= Task requirements =
Give only the number of lines that include the string "this".

= Dataset records =
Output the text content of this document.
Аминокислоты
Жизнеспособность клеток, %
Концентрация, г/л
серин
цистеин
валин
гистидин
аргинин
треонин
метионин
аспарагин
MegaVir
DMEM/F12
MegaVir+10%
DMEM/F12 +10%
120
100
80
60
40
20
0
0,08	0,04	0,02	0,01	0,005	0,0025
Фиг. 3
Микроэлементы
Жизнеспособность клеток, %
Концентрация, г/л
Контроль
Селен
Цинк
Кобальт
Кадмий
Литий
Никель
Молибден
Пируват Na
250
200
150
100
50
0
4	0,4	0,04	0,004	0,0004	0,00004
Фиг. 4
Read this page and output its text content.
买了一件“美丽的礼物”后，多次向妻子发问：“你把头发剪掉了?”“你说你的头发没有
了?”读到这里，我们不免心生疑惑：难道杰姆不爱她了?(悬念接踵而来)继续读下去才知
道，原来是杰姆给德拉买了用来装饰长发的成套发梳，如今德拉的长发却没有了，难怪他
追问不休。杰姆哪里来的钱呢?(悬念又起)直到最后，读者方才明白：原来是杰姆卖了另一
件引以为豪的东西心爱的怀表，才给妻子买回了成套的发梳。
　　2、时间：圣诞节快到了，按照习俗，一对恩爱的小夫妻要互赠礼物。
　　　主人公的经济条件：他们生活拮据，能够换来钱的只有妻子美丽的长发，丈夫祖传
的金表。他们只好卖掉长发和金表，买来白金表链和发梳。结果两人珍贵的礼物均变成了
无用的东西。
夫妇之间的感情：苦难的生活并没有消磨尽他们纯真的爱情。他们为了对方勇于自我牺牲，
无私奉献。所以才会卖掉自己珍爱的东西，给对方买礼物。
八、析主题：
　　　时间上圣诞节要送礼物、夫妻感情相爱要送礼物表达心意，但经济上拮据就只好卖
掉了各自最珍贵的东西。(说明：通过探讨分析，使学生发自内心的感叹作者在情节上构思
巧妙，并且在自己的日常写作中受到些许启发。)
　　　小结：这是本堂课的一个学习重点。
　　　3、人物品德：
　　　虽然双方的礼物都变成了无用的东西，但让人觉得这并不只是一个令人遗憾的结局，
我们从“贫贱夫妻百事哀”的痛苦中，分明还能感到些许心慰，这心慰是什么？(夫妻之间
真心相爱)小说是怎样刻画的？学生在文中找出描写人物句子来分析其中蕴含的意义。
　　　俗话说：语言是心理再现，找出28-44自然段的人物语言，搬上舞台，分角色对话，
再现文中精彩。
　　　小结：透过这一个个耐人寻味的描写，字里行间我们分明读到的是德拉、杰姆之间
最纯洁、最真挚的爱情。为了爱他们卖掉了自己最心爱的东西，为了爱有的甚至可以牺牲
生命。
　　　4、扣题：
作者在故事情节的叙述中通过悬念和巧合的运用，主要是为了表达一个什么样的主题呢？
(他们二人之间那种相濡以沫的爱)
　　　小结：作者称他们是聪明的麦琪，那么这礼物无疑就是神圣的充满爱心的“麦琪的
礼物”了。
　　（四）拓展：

= Written reply =
2